Without altering anything, repeat each of the records.

RECORD LIST:
[START]

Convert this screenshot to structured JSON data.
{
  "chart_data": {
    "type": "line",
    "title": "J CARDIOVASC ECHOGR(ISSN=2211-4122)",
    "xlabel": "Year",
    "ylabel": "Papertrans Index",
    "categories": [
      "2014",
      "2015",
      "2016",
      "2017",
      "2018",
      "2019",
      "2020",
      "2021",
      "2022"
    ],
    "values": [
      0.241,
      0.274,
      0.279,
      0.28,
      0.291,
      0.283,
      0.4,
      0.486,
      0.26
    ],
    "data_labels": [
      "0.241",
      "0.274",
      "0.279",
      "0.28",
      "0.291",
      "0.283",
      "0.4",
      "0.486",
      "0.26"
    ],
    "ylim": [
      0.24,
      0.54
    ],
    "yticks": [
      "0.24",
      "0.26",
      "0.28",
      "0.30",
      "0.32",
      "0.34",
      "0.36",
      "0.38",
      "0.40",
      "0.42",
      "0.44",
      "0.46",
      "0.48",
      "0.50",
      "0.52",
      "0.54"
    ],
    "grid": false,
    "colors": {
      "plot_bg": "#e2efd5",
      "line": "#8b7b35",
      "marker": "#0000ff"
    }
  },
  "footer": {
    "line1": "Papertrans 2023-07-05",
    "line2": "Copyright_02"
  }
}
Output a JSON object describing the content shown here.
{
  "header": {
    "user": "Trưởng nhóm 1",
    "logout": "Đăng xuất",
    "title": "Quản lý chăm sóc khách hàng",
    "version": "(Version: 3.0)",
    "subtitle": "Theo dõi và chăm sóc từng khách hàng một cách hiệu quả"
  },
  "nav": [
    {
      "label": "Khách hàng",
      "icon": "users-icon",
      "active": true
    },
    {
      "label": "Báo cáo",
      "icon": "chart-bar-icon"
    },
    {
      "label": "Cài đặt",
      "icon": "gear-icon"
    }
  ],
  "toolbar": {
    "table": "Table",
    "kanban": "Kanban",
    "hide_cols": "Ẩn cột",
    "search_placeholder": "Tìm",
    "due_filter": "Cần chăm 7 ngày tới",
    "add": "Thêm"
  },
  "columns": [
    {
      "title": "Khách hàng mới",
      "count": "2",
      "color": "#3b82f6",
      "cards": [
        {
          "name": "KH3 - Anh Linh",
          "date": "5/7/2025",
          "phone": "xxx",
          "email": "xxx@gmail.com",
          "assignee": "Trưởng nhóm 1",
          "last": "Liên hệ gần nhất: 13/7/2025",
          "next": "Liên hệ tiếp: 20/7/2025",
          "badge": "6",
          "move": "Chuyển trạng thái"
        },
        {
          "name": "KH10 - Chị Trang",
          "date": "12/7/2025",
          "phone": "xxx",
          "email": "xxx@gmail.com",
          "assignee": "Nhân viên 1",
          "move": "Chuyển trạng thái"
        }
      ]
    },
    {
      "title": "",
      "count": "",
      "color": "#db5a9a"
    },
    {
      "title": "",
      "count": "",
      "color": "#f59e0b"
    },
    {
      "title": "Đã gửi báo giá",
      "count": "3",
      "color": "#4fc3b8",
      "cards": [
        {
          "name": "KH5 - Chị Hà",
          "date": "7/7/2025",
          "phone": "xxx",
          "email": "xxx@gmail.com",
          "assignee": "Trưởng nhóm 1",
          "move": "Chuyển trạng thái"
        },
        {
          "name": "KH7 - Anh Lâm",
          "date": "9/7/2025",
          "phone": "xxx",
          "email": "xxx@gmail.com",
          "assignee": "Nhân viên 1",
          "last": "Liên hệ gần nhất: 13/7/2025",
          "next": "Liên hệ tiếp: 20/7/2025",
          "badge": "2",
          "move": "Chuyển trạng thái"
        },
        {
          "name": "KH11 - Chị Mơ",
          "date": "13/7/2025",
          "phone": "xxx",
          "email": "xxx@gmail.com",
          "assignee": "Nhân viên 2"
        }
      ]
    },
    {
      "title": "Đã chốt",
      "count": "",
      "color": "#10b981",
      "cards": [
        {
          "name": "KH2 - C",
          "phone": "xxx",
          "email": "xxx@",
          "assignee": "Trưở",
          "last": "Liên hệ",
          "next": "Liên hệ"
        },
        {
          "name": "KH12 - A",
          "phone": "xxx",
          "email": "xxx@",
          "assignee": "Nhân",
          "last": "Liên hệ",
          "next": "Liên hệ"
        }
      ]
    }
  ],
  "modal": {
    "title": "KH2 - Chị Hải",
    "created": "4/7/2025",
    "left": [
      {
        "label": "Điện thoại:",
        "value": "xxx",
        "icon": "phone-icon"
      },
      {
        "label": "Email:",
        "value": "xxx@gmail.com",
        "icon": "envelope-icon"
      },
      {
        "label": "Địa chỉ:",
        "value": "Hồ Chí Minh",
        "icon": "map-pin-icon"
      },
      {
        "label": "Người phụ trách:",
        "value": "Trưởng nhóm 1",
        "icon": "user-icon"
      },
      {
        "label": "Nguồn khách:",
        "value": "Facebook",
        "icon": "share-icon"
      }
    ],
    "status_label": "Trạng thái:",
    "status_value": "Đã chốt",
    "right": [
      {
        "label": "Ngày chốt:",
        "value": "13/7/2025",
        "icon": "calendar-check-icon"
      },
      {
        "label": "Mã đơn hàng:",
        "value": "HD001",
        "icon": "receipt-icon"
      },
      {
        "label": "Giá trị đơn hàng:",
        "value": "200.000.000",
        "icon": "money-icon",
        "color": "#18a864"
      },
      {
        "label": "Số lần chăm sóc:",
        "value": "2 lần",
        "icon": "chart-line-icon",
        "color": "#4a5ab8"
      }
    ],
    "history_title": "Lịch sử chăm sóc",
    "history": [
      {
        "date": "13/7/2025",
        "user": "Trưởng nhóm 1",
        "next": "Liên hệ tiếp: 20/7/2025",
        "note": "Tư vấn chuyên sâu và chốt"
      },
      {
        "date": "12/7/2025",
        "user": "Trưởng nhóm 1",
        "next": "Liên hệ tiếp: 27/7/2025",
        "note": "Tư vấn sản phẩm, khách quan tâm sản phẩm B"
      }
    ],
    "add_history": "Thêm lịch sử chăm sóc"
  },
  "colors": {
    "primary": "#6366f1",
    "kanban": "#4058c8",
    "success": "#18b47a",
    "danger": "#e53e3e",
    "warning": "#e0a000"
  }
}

[END]

RESPONSE TO THE TASK:
Convert this screenshot to structured JSON data.
{
  "chart_data": {
    "type": "line",
    "title": "J CARDIOVASC ECHOGR(ISSN=2211-4122)",
    "xlabel": "Year",
    "ylabel": "Papertrans Index",
    "categories": [
      "2014",
      "2015",
      "2016",
      "2017",
      "2018",
      "2019",
      "2020",
      "2021",
      "2022"
    ],
    "values": [
      0.241,
      0.274,
      0.279,
      0.28,
      0.291,
      0.283,
      0.4,
      0.486,
      0.26
    ],
    "data_labels": [
      "0.241",
      "0.274",
      "0.279",
      "0.28",
      "0.291",
      "0.283",
      "0.4",
      "0.486",
      "0.26"
    ],
    "ylim": [
      0.24,
      0.54
    ],
    "yticks": [
      "0.24",
      "0.26",
      "0.28",
      "0.30",
      "0.32",
      "0.34",
      "0.36",
      "0.38",
      "0.40",
      "0.42",
      "0.44",
      "0.46",
      "0.48",
      "0.50",
      "0.52",
      "0.54"
    ],
    "grid": false,
    "colors": {
      "plot_bg": "#e2efd5",
      "line": "#8b7b35",
      "marker": "#0000ff"
    }
  },
  "footer": {
    "line1": "Papertrans 2023-07-05",
    "line2": "Copyright_02"
  }
}
Output a JSON object describing the content shown here.
{
  "header": {
    "user": "Trưởng nhóm 1",
    "logout": "Đăng xuất",
    "title": "Quản lý chăm sóc khách hàng",
    "version": "(Version: 3.0)",
    "subtitle": "Theo dõi và chăm sóc từng khách hàng một cách hiệu quả"
  },
  "nav": [
    {
      "label": "Khách hàng",
      "icon": "users-icon",
      "active": true
    },
    {
      "label": "Báo cáo",
      "icon": "chart-bar-icon"
    },
    {
      "label": "Cài đặt",
      "icon": "gear-icon"
    }
  ],
  "toolbar": {
    "table": "Table",
    "kanban": "Kanban",
    "hide_cols": "Ẩn cột",
    "search_placeholder": "Tìm",
    "due_filter": "Cần chăm 7 ngày tới",
    "add": "Thêm"
  },
  "columns": [
    {
      "title": "Khách hàng mới",
      "count": "2",
      "color": "#3b82f6",
      "cards": [
        {
          "name": "KH3 - Anh Linh",
          "date": "5/7/2025",
          "phone": "xxx",
          "email": "xxx@gmail.com",
          "assignee": "Trưởng nhóm 1",
          "last": "Liên hệ gần nhất: 13/7/2025",
          "next": "Liên hệ tiếp: 20/7/2025",
          "badge": "6",
          "move": "Chuyển trạng thái"
        },
        {
          "name": "KH10 - Chị Trang",
          "date": "12/7/2025",
          "phone": "xxx",
          "email": "xxx@gmail.com",
          "assignee": "Nhân viên 1",
          "move": "Chuyển trạng thái"
        }
      ]
    },
    {
      "title": "",
      "count": "",
      "color": "#db5a9a"
    },
    {
      "title": "",
      "count": "",
      "color": "#f59e0b"
    },
    {
      "title": "Đã gửi báo giá",
      "count": "3",
      "color": "#4fc3b8",
      "cards": [
        {
          "name": "KH5 - Chị Hà",
          "date": "7/7/2025",
          "phone": "xxx",
          "email": "xxx@gmail.com",
          "assignee": "Trưởng nhóm 1",
          "move": "Chuyển trạng thái"
        },
        {
          "name": "KH7 - Anh Lâm",
          "date": "9/7/2025",
          "phone": "xxx",
          "email": "xxx@gmail.com",
          "assignee": "Nhân viên 1",
          "last": "Liên hệ gần nhất: 13/7/2025",
          "next": "Liên hệ tiếp: 20/7/2025",
          "badge": "2",
          "move": "Chuyển trạng thái"
        },
        {
          "name": "KH11 - Chị Mơ",
          "date": "13/7/2025",
          "phone": "xxx",
          "email": "xxx@gmail.com",
          "assignee": "Nhân viên 2"
        }
      ]
    },
    {
      "title": "Đã chốt",
      "count": "",
      "color": "#10b981",
      "cards": [
        {
          "name": "KH2 - C",
          "phone": "xxx",
          "email": "xxx@",
          "assignee": "Trưở",
          "last": "Liên hệ",
          "next": "Liên hệ"
        },
        {
          "name": "KH12 - A",
          "phone": "xxx",
          "email": "xxx@",
          "assignee": "Nhân",
          "last": "Liên hệ",
          "next": "Liên hệ"
        }
      ]
    }
  ],
  "modal": {
    "title": "KH2 - Chị Hải",
    "created": "4/7/2025",
    "left": [
      {
        "label": "Điện thoại:",
        "value": "xxx",
        "icon": "phone-icon"
      },
      {
        "label": "Email:",
        "value": "xxx@gmail.com",
        "icon": "envelope-icon"
      },
      {
        "label": "Địa chỉ:",
        "value": "Hồ Chí Minh",
        "icon": "map-pin-icon"
      },
      {
        "label": "Người phụ trách:",
        "value": "Trưởng nhóm 1",
        "icon": "user-icon"
      },
      {
        "label": "Nguồn khách:",
        "value": "Facebook",
        "icon": "share-icon"
      }
    ],
    "status_label": "Trạng thái:",
    "status_value": "Đã chốt",
    "right": [
      {
        "label": "Ngày chốt:",
        "value": "13/7/2025",
        "icon": "calendar-check-icon"
      },
      {
        "label": "Mã đơn hàng:",
        "value": "HD001",
        "icon": "receipt-icon"
      },
      {
        "label": "Giá trị đơn hàng:",
        "value": "200.000.000",
        "icon": "money-icon",
        "color": "#18a864"
      },
      {
        "label": "Số lần chăm sóc:",
        "value": "2 lần",
        "icon": "chart-line-icon",
        "color": "#4a5ab8"
      }
    ],
    "history_title": "Lịch sử chăm sóc",
    "history": [
      {
        "date": "13/7/2025",
        "user": "Trưởng nhóm 1",
        "next": "Liên hệ tiếp: 20/7/2025",
        "note": "Tư vấn chuyên sâu và chốt"
      },
      {
        "date": "12/7/2025",
        "user": "Trưởng nhóm 1",
        "next": "Liên hệ tiếp: 27/7/2025",
        "note": "Tư vấn sản phẩm, khách quan tâm sản phẩm B"
      }
    ],
    "add_history": "Thêm lịch sử chăm sóc"
  },
  "colors": {
    "primary": "#6366f1",
    "kanban": "#4058c8",
    "success": "#18b47a",
    "danger": "#e53e3e",
    "warning": "#e0a000"
  }
}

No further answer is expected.